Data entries
__________________________________________________
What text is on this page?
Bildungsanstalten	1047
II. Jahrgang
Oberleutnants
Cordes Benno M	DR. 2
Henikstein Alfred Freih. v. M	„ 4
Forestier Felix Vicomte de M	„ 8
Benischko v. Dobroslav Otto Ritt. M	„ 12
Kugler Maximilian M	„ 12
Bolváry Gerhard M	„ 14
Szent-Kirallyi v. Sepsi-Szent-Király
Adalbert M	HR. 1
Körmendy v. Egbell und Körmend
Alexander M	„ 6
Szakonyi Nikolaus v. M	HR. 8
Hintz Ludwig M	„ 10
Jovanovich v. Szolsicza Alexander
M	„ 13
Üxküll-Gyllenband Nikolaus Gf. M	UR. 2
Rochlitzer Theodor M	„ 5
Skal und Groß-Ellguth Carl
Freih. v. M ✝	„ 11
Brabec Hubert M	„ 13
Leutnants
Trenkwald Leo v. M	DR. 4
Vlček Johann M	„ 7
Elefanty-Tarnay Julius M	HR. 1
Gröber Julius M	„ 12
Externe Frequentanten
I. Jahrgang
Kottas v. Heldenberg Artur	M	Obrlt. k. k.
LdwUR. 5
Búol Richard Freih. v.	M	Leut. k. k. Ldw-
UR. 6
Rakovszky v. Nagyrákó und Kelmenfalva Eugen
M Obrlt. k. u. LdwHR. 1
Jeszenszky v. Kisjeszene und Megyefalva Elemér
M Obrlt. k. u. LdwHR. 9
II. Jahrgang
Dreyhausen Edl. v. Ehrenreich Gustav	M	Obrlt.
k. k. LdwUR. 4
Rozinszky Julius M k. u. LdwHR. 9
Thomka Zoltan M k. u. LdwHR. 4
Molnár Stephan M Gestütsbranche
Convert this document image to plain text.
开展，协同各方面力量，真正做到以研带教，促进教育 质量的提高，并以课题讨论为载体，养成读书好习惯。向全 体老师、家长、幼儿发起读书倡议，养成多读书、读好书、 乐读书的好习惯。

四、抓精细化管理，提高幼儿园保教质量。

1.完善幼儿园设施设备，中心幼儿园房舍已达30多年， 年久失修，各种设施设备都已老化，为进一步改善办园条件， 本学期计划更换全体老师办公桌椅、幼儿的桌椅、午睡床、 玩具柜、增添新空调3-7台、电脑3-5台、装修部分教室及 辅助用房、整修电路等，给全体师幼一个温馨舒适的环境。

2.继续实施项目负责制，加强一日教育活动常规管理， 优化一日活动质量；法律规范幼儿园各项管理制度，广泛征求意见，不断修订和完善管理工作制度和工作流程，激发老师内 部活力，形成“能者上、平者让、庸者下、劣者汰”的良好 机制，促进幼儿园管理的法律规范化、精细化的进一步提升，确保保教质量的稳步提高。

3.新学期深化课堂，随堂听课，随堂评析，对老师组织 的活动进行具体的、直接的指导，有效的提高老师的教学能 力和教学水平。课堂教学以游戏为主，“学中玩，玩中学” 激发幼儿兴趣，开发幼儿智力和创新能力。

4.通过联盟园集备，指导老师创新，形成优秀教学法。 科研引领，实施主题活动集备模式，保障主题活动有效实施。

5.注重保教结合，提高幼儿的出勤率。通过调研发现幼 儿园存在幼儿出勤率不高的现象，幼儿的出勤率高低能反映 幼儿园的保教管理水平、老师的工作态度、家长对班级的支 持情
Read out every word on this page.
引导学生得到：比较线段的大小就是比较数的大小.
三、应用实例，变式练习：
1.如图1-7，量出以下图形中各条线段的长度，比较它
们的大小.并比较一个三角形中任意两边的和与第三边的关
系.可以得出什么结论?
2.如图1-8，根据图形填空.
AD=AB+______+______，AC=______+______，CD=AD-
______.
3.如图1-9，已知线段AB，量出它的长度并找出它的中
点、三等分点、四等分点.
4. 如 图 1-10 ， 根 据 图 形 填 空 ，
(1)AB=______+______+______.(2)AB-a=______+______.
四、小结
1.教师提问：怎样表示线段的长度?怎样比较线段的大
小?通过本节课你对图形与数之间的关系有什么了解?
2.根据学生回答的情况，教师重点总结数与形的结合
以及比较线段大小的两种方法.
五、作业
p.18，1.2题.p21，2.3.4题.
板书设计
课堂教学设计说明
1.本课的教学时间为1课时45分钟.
__________________________________________________
WRITTEN TASK: Go through the records above and retype each one exactly.

CORRECT RESULT:
What text is on this page?
Bildungsanstalten	1047
II. Jahrgang
Oberleutnants
Cordes Benno M	DR. 2
Henikstein Alfred Freih. v. M	„ 4
Forestier Felix Vicomte de M	„ 8
Benischko v. Dobroslav Otto Ritt. M	„ 12
Kugler Maximilian M	„ 12
Bolváry Gerhard M	„ 14
Szent-Kirallyi v. Sepsi-Szent-Király
Adalbert M	HR. 1
Körmendy v. Egbell und Körmend
Alexander M	„ 6
Szakonyi Nikolaus v. M	HR. 8
Hintz Ludwig M	„ 10
Jovanovich v. Szolsicza Alexander
M	„ 13
Üxküll-Gyllenband Nikolaus Gf. M	UR. 2
Rochlitzer Theodor M	„ 5
Skal und Groß-Ellguth Carl
Freih. v. M ✝	„ 11
Brabec Hubert M	„ 13
Leutnants
Trenkwald Leo v. M	DR. 4
Vlček Johann M	„ 7
Elefanty-Tarnay Julius M	HR. 1
Gröber Julius M	„ 12
Externe Frequentanten
I. Jahrgang
Kottas v. Heldenberg Artur	M	Obrlt. k. k.
LdwUR. 5
Búol Richard Freih. v.	M	Leut. k. k. Ldw-
UR. 6
Rakovszky v. Nagyrákó und Kelmenfalva Eugen
M Obrlt. k. u. LdwHR. 1
Jeszenszky v. Kisjeszene und Megyefalva Elemér
M Obrlt. k. u. LdwHR. 9
II. Jahrgang
Dreyhausen Edl. v. Ehrenreich Gustav	M	Obrlt.
k. k. LdwUR. 4
Rozinszky Julius M k. u. LdwHR. 9
Thomka Zoltan M k. u. LdwHR. 4
Molnár Stephan M Gestütsbranche
Convert this document image to plain text.
开展，协同各方面力量，真正做到以研带教，促进教育 质量的提高，并以课题讨论为载体，养成读书好习惯。向全 体老师、家长、幼儿发起读书倡议，养成多读书、读好书、 乐读书的好习惯。

四、抓精细化管理，提高幼儿园保教质量。

1.完善幼儿园设施设备，中心幼儿园房舍已达30多年， 年久失修，各种设施设备都已老化，为进一步改善办园条件， 本学期计划更换全体老师办公桌椅、幼儿的桌椅、午睡床、 玩具柜、增添新空调3-7台、电脑3-5台、装修部分教室及 辅助用房、整修电路等，给全体师幼一个温馨舒适的环境。

2.继续实施项目负责制，加强一日教育活动常规管理， 优化一日活动质量；法律规范幼儿园各项管理制度，广泛征求意见，不断修订和完善管理工作制度和工作流程，激发老师内 部活力，形成“能者上、平者让、庸者下、劣者汰”的良好 机制，促进幼儿园管理的法律规范化、精细化的进一步提升，确保保教质量的稳步提高。

3.新学期深化课堂，随堂听课，随堂评析，对老师组织 的活动进行具体的、直接的指导，有效的提高老师的教学能 力和教学水平。课堂教学以游戏为主，“学中玩，玩中学” 激发幼儿兴趣，开发幼儿智力和创新能力。

4.通过联盟园集备，指导老师创新，形成优秀教学法。 科研引领，实施主题活动集备模式，保障主题活动有效实施。

5.注重保教结合，提高幼儿的出勤率。通过调研发现幼 儿园存在幼儿出勤率不高的现象，幼儿的出勤率高低能反映 幼儿园的保教管理水平、老师的工作态度、家长对班级的支 持情
Read out every word on this page.
引导学生得到：比较线段的大小就是比较数的大小.
三、应用实例，变式练习：
1.如图1-7，量出以下图形中各条线段的长度，比较它
们的大小.并比较一个三角形中任意两边的和与第三边的关
系.可以得出什么结论?
2.如图1-8，根据图形填空.
AD=AB+______+______，AC=______+______，CD=AD-
______.
3.如图1-9，已知线段AB，量出它的长度并找出它的中
点、三等分点、四等分点.
4. 如 图 1-10 ， 根 据 图 形 填 空 ，
(1)AB=______+______+______.(2)AB-a=______+______.
四、小结
1.教师提问：怎样表示线段的长度?怎样比较线段的大
小?通过本节课你对图形与数之间的关系有什么了解?
2.根据学生回答的情况，教师重点总结数与形的结合
以及比较线段大小的两种方法.
五、作业
p.18，1.2题.p21，2.3.4题.
板书设计
课堂教学设计说明
1.本课的教学时间为1课时45分钟.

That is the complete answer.